**Problem statement:** In the material below, find each line holding the string "的数据计算" and copy it.

(Collected data)
----------
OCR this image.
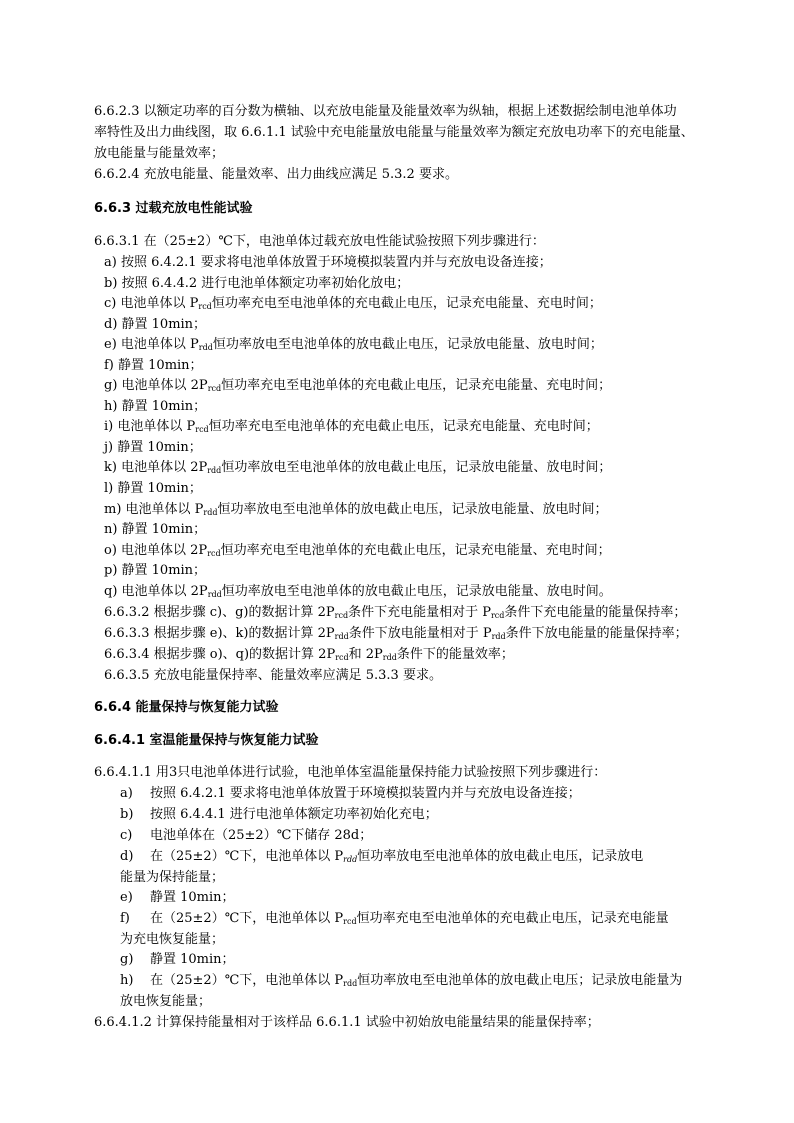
6.6.2.3 以额定功率的百分数为横轴、以充放电能量及能量效率为纵轴，根据上述数据绘制电池单体功
率特性及出力曲线图，取 6.6.1.1 试验中充电能量放电能量与能量效率为额定充放电功率下的充电能量、
放电能量与能量效率；
6.6.2.4 充放电能量、能量效率、出力曲线应满足 5.3.2 要求。
6.6.3 过载充放电性能试验
6.6.3.1 在（25±2）℃下，电池单体过载充放电性能试验按照下列步骤进行：
a) 按照 6.4.2.1 要求将电池单体放置于环境模拟装置内并与充放电设备连接；
b) 按照 6.4.4.2 进行电池单体额定功率初始化放电；
c) 电池单体以 $P_{rcd}$恒功率充电至电池单体的充电截止电压，记录充电能量、充电时间；
d) 静置 10min；
e) 电池单体以 $P_{rdd}$恒功率放电至电池单体的放电截止电压，记录放电能量、放电时间；
f) 静置 10min；
g) 电池单体以 $2P_{rcd}$恒功率充电至电池单体的充电截止电压，记录充电能量、充电时间；
h) 静置 10min；
i) 电池单体以 $P_{rcd}$恒功率充电至电池单体的充电截止电压，记录充电能量、充电时间；
j) 静置 10min；
k) 电池单体以 $2P_{rdd}$恒功率放电至电池单体的放电截止电压，记录放电能量、放电时间；
l) 静置 10min；
m) 电池单体以 $P_{rdd}$恒功率放电至电池单体的放电截止电压，记录放电能量、放电时间；
n) 静置 10min；
o) 电池单体以 $2P_{rcd}$恒功率充电至电池单体的充电截止电压，记录充电能量、充电时间；
p) 静置 10min；
q) 电池单体以 $2P_{rdd}$恒功率放电至电池单体的放电截止电压，记录放电能量、放电时间。
6.6.3.2 根据步骤 c)、g)的数据计算 $2P_{rcd}$条件下充电能量相对于 $P_{rcd}$条件下充电能量的能量保持率；
6.6.3.3 根据步骤 e)、k)的数据计算 $2P_{rdd}$条件下放电能量相对于 $P_{rdd}$条件下放电能量的能量保持率；
6.6.3.4 根据步骤 o)、q)的数据计算 $2P_{rcd}$和 $2P_{rdd}$条件下的能量效率；
6.6.3.5 充放电能量保持率、能量效率应满足 5.3.3 要求。
6.6.4 能量保持与恢复能力试验
6.6.4.1 室温能量保持与恢复能力试验
6.6.4.1.1 用3只电池单体进行试验，电池单体室温能量保持能力试验按照下列步骤进行：
a) 按照 6.4.2.1 要求将电池单体放置于环境模拟装置内并与充放电设备连接；
b) 按照 6.4.4.1 进行电池单体额定功率初始化充电；
c) 电池单体在（25±2）℃下储存 28d；
d) 在（25±2）℃下，电池单体以 $P_{rdd}$恒功率放电至电池单体的放电截止电压，记录放电
能量为保持能量；
e) 静置 10min；
f) 在（25±2）℃下，电池单体以 $P_{rcd}$恒功率充电至电池单体的充电截止电压，记录充电能量
为充电恢复能量；
g) 静置 10min；
h) 在（25±2）℃下，电池单体以 $P_{rdd}$恒功率放电至电池单体的放电截止电压；记录放电能量为
放电恢复能量；
6.6.4.1.2 计算保持能量相对于该样品 6.6.1.1 试验中初始放电能量结果的能量保持率；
----------
**Worked solution:**
6.6.3.2 根据步骤 c)、g)的数据计算 $2P_{rcd}$条件下充电能量相对于 $P_{rcd}$条件下充电能量的能量保持率；
6.6.3.3 根据步骤 e)、k)的数据计算 $2P_{rdd}$条件下放电能量相对于 $P_{rdd}$条件下放电能量的能量保持率；
6.6.3.4 根据步骤 o)、q)的数据计算 $2P_{rcd}$和 $2P_{rdd}$条件下的能量效率；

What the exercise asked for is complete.